Pazartesi, 21 Rebiu’s Sânî 1447 | 2025/10/13
Saat: (Medine Saati İle)
Menu
ana menü
ana menü
Yöneticiler Tahtlarını Korumakla Meşgul Olurlarken, Mübarek Filistin Toprakları Kaybediliyor!

بسم الله الرحمن الرحيم

Haber-Yorum

Yöneticiler Tahtlarını Korumakla Meşgul Olurlarken, Mübarek Filistin Toprakları Kaybediliyor!

Haber:

Özbekistan Cumhurbaşkanı Şevket Mirziyoyev ile ABD Başkanı Donald Trump arasında 23 Eylül'de birtakım görüşmeler gerçekleşti.Görüşmeler, BM Genel Kurulu'nun 80. oturumu kapsamında BM Genel Merkezi'nde gerçekleştirildi.(Özbekistan Cumhurbaşkanlığı web sitesi, 25/09/2025)

Yorum:

Mirziyoyev'in ABD ziyareti ve Trump'la görüşmesi, Özbekistan'da ve yurt dışında bugüne kadar hala devam eden büyük tartışmalara yol açmıştır. Gerçek şu ki bu ziyaret, sadece son zamanlardaki en önemli olaylardan biri değildir, bilakis aynı zamanda Orta Asya'daki siyasi durumda köklü bir dönüşüm noktası olabilir. Çünkü ziyaret sırasında, birçok önemli olaylar yaşanmıştır. Örneğin iki ülke arasında rekor düzeyde 105 milyar Dolar değerinde anlaşmalar imzalanmıştır. Bu anlaşmalar arasında, Boeing'den 8 milyar Dolar değerinde uçak alımı dikkat çekici olduğu gibi ayrıntıları henüz açıklanmayan önemli maden kaynaklarına ilişkin anlaşmalar da vardır. Ayrıca Trump Mirziyoyev'i överek, onu "sözünün adamı ve büyük bir lider" olarak nitelendirmiştir. ABD Başkanı'nın Güney ve Orta Asya Özel Temsilcisi Sergio Gore, Şevket Mirziyoyev'e artık Beyaz Saray'a doğrudan erişim yetkisi verildiğini bildirmiştir.
......
__Yapılacak Görevler__:
1. Metne göre Boeing'den yapılan uçak alımının değeri kaç Dolar'dır?
2. Metindeki "Özbekistan Cumhurbaşkanı Şevket" ile "web sitesi, 25/09/2025)" arasındaki bölümü, bu ifadeler de dahil olmak üzere olduğu gibi yineleyin.
3. Şu ifadelerin metinle uyuşup uyuşmadığını evet ya da hayır ile belirtin ve her biri için karara esas olan metin ifadesini tırnak içinde aktarın: (a) Görüşmeler BM Genel Merkezi'nde yapıldı. (b) Maden kaynaklarına ilişkin anlaşmaların ayrıntıları açıklandı. (c) İki ülke arasında 105 milyar Dolar değerinde anlaşmalar imzalandı.
Sonraki satırlar bu metinden ayrı, bağımsız bir malzemedir.

__Sağlanan Veriler__:
......
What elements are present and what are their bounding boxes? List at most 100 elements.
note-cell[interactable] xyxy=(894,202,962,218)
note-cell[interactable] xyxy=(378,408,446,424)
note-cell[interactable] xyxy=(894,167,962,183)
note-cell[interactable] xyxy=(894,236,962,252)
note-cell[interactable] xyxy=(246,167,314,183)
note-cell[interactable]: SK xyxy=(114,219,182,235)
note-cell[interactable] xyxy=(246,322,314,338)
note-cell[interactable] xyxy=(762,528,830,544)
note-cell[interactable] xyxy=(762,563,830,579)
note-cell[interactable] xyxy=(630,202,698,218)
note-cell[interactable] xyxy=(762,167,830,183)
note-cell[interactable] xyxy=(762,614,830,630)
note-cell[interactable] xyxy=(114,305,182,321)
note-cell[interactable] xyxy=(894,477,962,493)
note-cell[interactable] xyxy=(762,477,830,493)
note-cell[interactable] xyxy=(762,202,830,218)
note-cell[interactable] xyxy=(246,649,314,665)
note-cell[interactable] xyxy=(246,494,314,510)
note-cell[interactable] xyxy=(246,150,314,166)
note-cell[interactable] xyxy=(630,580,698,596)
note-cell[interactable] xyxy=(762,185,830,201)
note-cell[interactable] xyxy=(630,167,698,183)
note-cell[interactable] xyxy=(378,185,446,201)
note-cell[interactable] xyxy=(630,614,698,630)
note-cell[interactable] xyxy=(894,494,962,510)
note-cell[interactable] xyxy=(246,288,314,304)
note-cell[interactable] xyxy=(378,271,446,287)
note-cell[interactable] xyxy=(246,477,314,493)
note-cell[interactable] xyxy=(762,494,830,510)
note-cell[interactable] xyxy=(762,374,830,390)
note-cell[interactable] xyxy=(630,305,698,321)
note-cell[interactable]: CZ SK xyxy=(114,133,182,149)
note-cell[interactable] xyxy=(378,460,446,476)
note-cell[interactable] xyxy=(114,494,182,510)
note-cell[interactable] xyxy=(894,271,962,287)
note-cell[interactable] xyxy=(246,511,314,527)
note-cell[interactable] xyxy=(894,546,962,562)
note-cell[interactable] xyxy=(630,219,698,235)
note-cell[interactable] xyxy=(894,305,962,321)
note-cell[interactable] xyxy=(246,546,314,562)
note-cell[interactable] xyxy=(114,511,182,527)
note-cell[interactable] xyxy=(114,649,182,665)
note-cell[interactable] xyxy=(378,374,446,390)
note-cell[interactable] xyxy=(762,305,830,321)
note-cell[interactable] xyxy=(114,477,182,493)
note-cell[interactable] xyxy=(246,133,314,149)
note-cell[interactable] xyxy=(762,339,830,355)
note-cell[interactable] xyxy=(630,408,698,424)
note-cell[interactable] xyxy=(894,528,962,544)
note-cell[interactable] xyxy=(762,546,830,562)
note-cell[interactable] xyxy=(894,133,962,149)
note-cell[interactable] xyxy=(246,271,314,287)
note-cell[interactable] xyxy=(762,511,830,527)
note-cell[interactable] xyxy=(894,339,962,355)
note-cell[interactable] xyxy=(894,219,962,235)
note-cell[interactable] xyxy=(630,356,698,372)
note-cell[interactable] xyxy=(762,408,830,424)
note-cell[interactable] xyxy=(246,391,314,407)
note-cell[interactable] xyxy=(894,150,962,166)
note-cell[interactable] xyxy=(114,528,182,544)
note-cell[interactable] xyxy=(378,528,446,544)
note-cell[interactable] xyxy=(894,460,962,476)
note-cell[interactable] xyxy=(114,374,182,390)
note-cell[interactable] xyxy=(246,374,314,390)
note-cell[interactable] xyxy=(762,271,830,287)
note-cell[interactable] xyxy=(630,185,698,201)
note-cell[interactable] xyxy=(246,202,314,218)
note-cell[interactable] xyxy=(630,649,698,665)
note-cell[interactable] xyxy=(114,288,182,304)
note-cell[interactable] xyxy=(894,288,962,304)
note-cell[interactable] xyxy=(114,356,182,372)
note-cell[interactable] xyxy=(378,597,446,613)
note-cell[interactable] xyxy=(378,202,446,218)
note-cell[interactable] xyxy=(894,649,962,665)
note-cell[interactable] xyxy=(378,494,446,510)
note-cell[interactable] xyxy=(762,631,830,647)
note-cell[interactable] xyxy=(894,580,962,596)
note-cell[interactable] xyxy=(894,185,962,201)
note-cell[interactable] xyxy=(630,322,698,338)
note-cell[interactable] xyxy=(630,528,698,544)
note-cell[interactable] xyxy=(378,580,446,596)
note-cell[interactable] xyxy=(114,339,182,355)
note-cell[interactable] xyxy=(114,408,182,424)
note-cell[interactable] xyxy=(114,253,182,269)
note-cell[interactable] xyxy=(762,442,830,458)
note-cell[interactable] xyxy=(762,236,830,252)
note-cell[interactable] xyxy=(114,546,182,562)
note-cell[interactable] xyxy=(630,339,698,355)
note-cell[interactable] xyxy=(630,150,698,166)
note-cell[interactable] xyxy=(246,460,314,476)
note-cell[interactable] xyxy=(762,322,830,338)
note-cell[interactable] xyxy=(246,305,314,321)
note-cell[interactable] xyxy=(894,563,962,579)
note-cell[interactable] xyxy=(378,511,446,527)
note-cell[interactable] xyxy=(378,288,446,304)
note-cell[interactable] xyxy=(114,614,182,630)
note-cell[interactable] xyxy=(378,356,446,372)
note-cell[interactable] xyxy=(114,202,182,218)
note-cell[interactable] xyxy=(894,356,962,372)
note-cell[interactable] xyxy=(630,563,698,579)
......
__Tam Cevaplar__:
1. 8 milyar Dolar.

2.
Özbekistan Cumhurbaşkanı Şevket Mirziyoyev ile ABD Başkanı Donald Trump arasında 23 Eylül'de birtakım görüşmeler gerçekleşti.Görüşmeler, BM Genel Kurulu'nun 80. oturumu kapsamında BM Genel Merkezi'nde gerçekleştirildi.(Özbekistan Cumhurbaşkanlığı web sitesi, 25/09/2025)

3.
(a) Evet: "Görüşmeler, BM Genel Kurulu'nun 80. oturumu kapsamında BM Genel Merkezi'nde gerçekleştirildi."
(b) Hayır: "ayrıntıları henüz açıklanmayan önemli maden kaynaklarına ilişkin anlaşmalar da vardır."
(c) Evet: "iki ülke arasında rekor düzeyde 105 milyar Dolar değerinde anlaşmalar imzalanmıştır."